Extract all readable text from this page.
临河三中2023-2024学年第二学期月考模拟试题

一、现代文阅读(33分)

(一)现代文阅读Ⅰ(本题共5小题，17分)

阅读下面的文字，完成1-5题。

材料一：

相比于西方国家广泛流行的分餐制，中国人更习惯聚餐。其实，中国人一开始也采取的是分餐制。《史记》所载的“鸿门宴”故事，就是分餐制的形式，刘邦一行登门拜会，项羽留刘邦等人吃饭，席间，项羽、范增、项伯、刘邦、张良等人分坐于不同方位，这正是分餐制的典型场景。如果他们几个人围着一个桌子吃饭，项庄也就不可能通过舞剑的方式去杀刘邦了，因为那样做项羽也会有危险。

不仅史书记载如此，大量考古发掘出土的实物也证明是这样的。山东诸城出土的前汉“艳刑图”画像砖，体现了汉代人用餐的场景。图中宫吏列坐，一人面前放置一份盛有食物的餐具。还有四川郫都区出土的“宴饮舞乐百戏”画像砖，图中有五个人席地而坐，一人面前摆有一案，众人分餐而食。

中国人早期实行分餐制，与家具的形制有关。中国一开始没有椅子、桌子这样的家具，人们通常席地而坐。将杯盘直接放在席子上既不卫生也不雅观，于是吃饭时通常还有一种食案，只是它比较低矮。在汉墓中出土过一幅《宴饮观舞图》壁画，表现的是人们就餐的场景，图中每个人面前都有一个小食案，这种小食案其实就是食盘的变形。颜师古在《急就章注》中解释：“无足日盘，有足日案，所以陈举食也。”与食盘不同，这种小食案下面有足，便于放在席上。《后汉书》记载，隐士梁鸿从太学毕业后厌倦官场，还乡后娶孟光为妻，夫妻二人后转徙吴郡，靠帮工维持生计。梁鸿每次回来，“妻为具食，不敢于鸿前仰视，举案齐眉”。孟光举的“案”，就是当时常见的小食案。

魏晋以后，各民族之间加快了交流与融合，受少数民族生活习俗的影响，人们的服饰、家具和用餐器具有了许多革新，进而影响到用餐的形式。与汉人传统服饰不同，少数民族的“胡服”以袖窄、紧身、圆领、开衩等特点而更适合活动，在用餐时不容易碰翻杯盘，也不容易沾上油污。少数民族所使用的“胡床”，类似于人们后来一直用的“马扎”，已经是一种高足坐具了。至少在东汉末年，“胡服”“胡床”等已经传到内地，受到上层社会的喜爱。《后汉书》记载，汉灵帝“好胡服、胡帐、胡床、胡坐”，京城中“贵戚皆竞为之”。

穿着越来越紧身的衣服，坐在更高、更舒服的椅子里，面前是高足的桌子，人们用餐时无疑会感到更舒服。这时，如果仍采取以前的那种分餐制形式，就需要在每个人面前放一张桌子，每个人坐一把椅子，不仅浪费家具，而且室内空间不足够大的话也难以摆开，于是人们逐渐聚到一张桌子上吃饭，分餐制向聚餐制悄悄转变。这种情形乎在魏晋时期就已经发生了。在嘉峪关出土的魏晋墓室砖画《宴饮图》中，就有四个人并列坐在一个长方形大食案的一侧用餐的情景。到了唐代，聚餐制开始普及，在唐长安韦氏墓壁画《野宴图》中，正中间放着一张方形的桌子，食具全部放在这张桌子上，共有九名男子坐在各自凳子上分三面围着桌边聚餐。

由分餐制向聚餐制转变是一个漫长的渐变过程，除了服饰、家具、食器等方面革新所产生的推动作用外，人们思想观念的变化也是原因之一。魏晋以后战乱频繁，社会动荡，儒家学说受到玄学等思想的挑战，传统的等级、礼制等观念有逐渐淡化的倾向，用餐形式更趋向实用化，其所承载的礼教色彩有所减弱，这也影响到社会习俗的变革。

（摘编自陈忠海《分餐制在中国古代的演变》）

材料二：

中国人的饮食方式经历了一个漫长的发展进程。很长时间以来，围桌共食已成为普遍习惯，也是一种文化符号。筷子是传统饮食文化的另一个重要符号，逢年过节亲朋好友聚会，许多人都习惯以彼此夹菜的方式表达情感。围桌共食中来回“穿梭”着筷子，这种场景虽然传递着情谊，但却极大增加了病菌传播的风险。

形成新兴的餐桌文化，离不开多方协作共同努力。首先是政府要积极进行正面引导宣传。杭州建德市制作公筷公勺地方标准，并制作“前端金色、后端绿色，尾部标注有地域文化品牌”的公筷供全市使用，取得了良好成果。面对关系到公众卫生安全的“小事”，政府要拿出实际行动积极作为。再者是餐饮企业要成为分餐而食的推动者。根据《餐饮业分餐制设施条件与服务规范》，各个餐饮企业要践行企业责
-*-
**What you have to do**
Copy out the full material exactly as it appears.

**Response to this exercise**
Extract all readable text from this page.
临河三中2023-2024学年第二学期月考模拟试题

一、现代文阅读(33分)

(一)现代文阅读Ⅰ(本题共5小题，17分)

阅读下面的文字，完成1-5题。

材料一：

相比于西方国家广泛流行的分餐制，中国人更习惯聚餐。其实，中国人一开始也采取的是分餐制。《史记》所载的“鸿门宴”故事，就是分餐制的形式，刘邦一行登门拜会，项羽留刘邦等人吃饭，席间，项羽、范增、项伯、刘邦、张良等人分坐于不同方位，这正是分餐制的典型场景。如果他们几个人围着一个桌子吃饭，项庄也就不可能通过舞剑的方式去杀刘邦了，因为那样做项羽也会有危险。

不仅史书记载如此，大量考古发掘出土的实物也证明是这样的。山东诸城出土的前汉“艳刑图”画像砖，体现了汉代人用餐的场景。图中宫吏列坐，一人面前放置一份盛有食物的餐具。还有四川郫都区出土的“宴饮舞乐百戏”画像砖，图中有五个人席地而坐，一人面前摆有一案，众人分餐而食。

中国人早期实行分餐制，与家具的形制有关。中国一开始没有椅子、桌子这样的家具，人们通常席地而坐。将杯盘直接放在席子上既不卫生也不雅观，于是吃饭时通常还有一种食案，只是它比较低矮。在汉墓中出土过一幅《宴饮观舞图》壁画，表现的是人们就餐的场景，图中每个人面前都有一个小食案，这种小食案其实就是食盘的变形。颜师古在《急就章注》中解释：“无足日盘，有足日案，所以陈举食也。”与食盘不同，这种小食案下面有足，便于放在席上。《后汉书》记载，隐士梁鸿从太学毕业后厌倦官场，还乡后娶孟光为妻，夫妻二人后转徙吴郡，靠帮工维持生计。梁鸿每次回来，“妻为具食，不敢于鸿前仰视，举案齐眉”。孟光举的“案”，就是当时常见的小食案。

魏晋以后，各民族之间加快了交流与融合，受少数民族生活习俗的影响，人们的服饰、家具和用餐器具有了许多革新，进而影响到用餐的形式。与汉人传统服饰不同，少数民族的“胡服”以袖窄、紧身、圆领、开衩等特点而更适合活动，在用餐时不容易碰翻杯盘，也不容易沾上油污。少数民族所使用的“胡床”，类似于人们后来一直用的“马扎”，已经是一种高足坐具了。至少在东汉末年，“胡服”“胡床”等已经传到内地，受到上层社会的喜爱。《后汉书》记载，汉灵帝“好胡服、胡帐、胡床、胡坐”，京城中“贵戚皆竞为之”。

穿着越来越紧身的衣服，坐在更高、更舒服的椅子里，面前是高足的桌子，人们用餐时无疑会感到更舒服。这时，如果仍采取以前的那种分餐制形式，就需要在每个人面前放一张桌子，每个人坐一把椅子，不仅浪费家具，而且室内空间不足够大的话也难以摆开，于是人们逐渐聚到一张桌子上吃饭，分餐制向聚餐制悄悄转变。这种情形乎在魏晋时期就已经发生了。在嘉峪关出土的魏晋墓室砖画《宴饮图》中，就有四个人并列坐在一个长方形大食案的一侧用餐的情景。到了唐代，聚餐制开始普及，在唐长安韦氏墓壁画《野宴图》中，正中间放着一张方形的桌子，食具全部放在这张桌子上，共有九名男子坐在各自凳子上分三面围着桌边聚餐。

由分餐制向聚餐制转变是一个漫长的渐变过程，除了服饰、家具、食器等方面革新所产生的推动作用外，人们思想观念的变化也是原因之一。魏晋以后战乱频繁，社会动荡，儒家学说受到玄学等思想的挑战，传统的等级、礼制等观念有逐渐淡化的倾向，用餐形式更趋向实用化，其所承载的礼教色彩有所减弱，这也影响到社会习俗的变革。

（摘编自陈忠海《分餐制在中国古代的演变》）

材料二：

中国人的饮食方式经历了一个漫长的发展进程。很长时间以来，围桌共食已成为普遍习惯，也是一种文化符号。筷子是传统饮食文化的另一个重要符号，逢年过节亲朋好友聚会，许多人都习惯以彼此夹菜的方式表达情感。围桌共食中来回“穿梭”着筷子，这种场景虽然传递着情谊，但却极大增加了病菌传播的风险。

形成新兴的餐桌文化，离不开多方协作共同努力。首先是政府要积极进行正面引导宣传。杭州建德市制作公筷公勺地方标准，并制作“前端金色、后端绿色，尾部标注有地域文化品牌”的公筷供全市使用，取得了良好成果。面对关系到公众卫生安全的“小事”，政府要拿出实际行动积极作为。再者是餐饮企业要成为分餐而食的推动者。根据《餐饮业分餐制设施条件与服务规范》，各个餐饮企业要践行企业责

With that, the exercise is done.